Copy all records verbatim.
--- start of Supplied information ---
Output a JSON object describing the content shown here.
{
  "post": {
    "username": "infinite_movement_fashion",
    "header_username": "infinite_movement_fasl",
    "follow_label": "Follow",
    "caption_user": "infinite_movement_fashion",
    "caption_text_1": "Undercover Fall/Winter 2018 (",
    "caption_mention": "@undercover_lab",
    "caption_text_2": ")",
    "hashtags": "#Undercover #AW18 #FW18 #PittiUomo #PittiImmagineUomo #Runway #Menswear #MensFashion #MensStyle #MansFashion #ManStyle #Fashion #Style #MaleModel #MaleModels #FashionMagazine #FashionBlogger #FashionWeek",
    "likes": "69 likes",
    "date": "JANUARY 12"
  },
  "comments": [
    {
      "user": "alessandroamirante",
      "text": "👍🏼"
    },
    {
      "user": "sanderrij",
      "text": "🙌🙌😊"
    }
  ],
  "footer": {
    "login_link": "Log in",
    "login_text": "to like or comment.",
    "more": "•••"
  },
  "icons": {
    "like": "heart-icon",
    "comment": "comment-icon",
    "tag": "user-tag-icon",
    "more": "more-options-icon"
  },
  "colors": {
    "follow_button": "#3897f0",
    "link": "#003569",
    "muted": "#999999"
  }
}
--- end of Supplied information ---
§ Task output:
Output a JSON object describing the content shown here.
{
  "post": {
    "username": "infinite_movement_fashion",
    "header_username": "infinite_movement_fasl",
    "follow_label": "Follow",
    "caption_user": "infinite_movement_fashion",
    "caption_text_1": "Undercover Fall/Winter 2018 (",
    "caption_mention": "@undercover_lab",
    "caption_text_2": ")",
    "hashtags": "#Undercover #AW18 #FW18 #PittiUomo #PittiImmagineUomo #Runway #Menswear #MensFashion #MensStyle #MansFashion #ManStyle #Fashion #Style #MaleModel #MaleModels #FashionMagazine #FashionBlogger #FashionWeek",
    "likes": "69 likes",
    "date": "JANUARY 12"
  },
  "comments": [
    {
      "user": "alessandroamirante",
      "text": "👍🏼"
    },
    {
      "user": "sanderrij",
      "text": "🙌🙌😊"
    }
  ],
  "footer": {
    "login_link": "Log in",
    "login_text": "to like or comment.",
    "more": "•••"
  },
  "icons": {
    "like": "heart-icon",
    "comment": "comment-icon",
    "tag": "user-tag-icon",
    "more": "more-options-icon"
  },
  "colors": {
    "follow_button": "#3897f0",
    "link": "#003569",
    "muted": "#999999"
  }
}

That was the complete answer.